- **GOAL**:
Pictures stay out of your copy, but everything else in the records below must be repeated exactly.

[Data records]
================================

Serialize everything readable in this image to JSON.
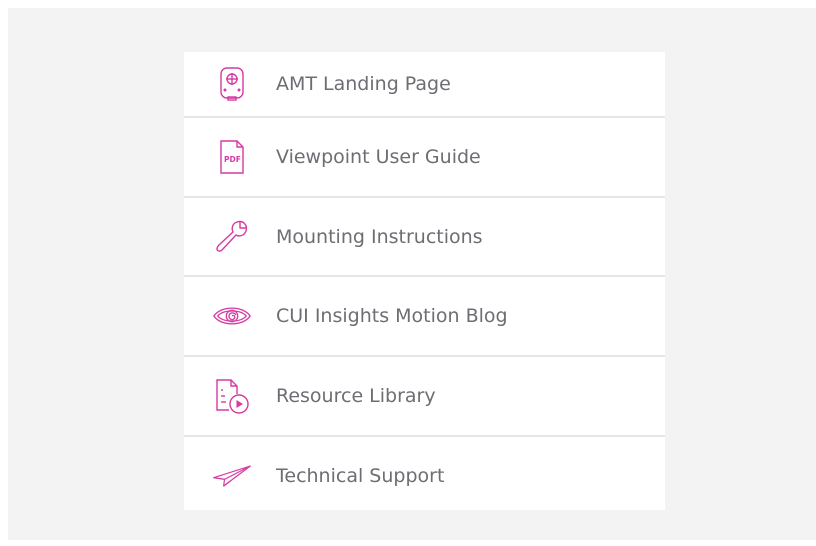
{
  "colors": {
    "accent": "#d63aa3",
    "text": "#6d6d73",
    "background": "#f3f3f3",
    "divider": "#e6e6e6"
  },
  "links": {
    "items": [
      {
        "label": "AMT Landing Page",
        "icon": "motor-icon"
      },
      {
        "label": "Viewpoint User Guide",
        "icon": "pdf-icon"
      },
      {
        "label": "Mounting Instructions",
        "icon": "wrench-icon"
      },
      {
        "label": "CUI Insights Motion Blog",
        "icon": "eye-icon"
      },
      {
        "label": "Resource Library",
        "icon": "video-document-icon"
      },
      {
        "label": "Technical Support",
        "icon": "paper-plane-icon"
      }
    ]
  }
}
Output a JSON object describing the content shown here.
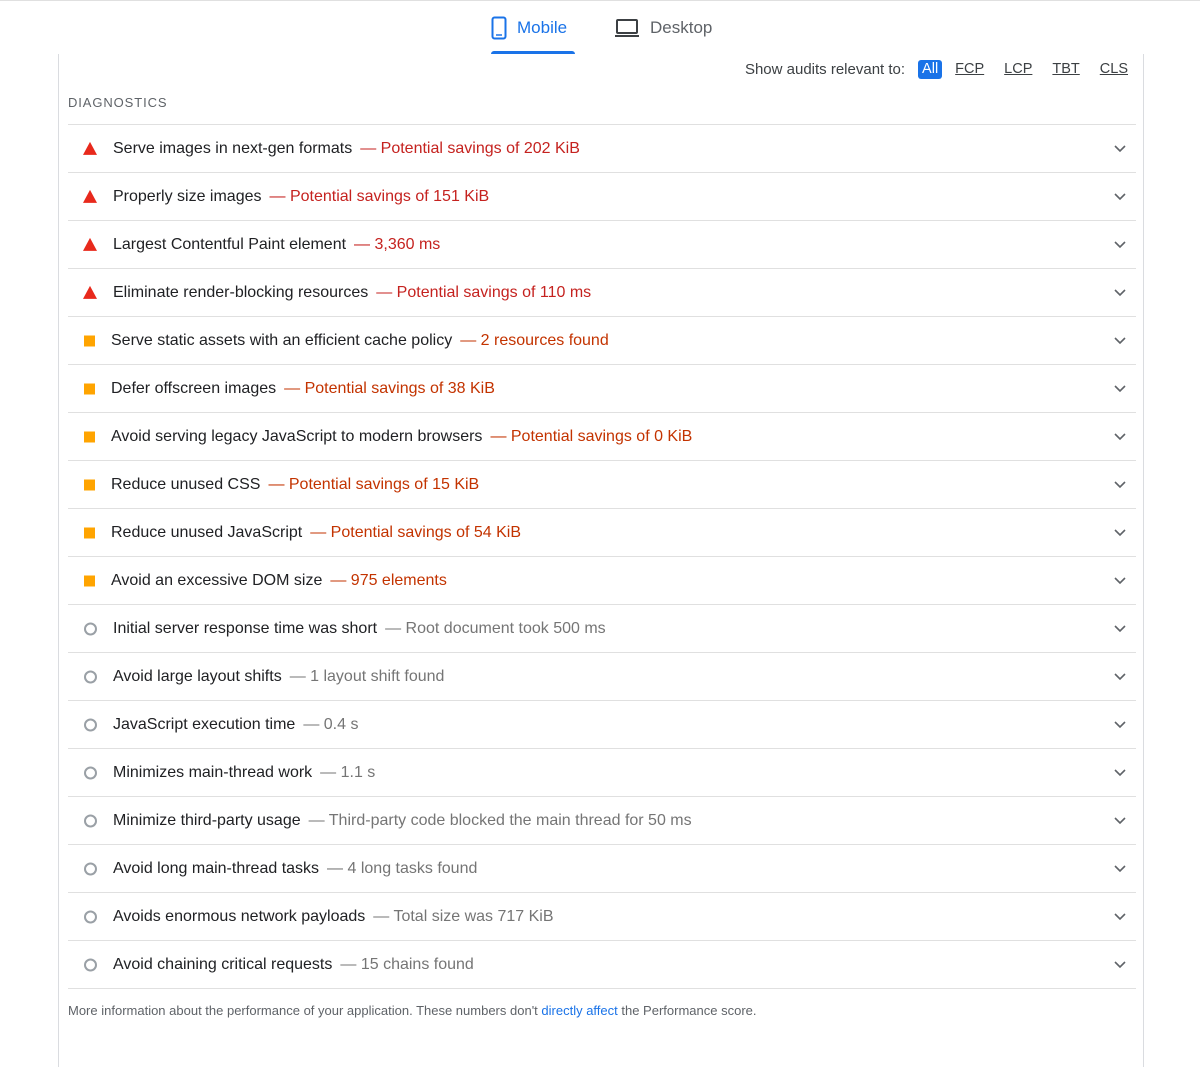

================================

- **FULL SOLUTION**:
Serialize everything readable in this image to JSON.
{
  "colors": {
    "accent": "#d63aa3",
    "text": "#6d6d73",
    "background": "#f3f3f3",
    "divider": "#e6e6e6"
  },
  "links": {
    "items": [
      {
        "label": "AMT Landing Page",
        "icon": "motor-icon"
      },
      {
        "label": "Viewpoint User Guide",
        "icon": "pdf-icon"
      },
      {
        "label": "Mounting Instructions",
        "icon": "wrench-icon"
      },
      {
        "label": "CUI Insights Motion Blog",
        "icon": "eye-icon"
      },
      {
        "label": "Resource Library",
        "icon": "video-document-icon"
      },
      {
        "label": "Technical Support",
        "icon": "paper-plane-icon"
      }
    ]
  }
}
Output a JSON object describing the content shown here.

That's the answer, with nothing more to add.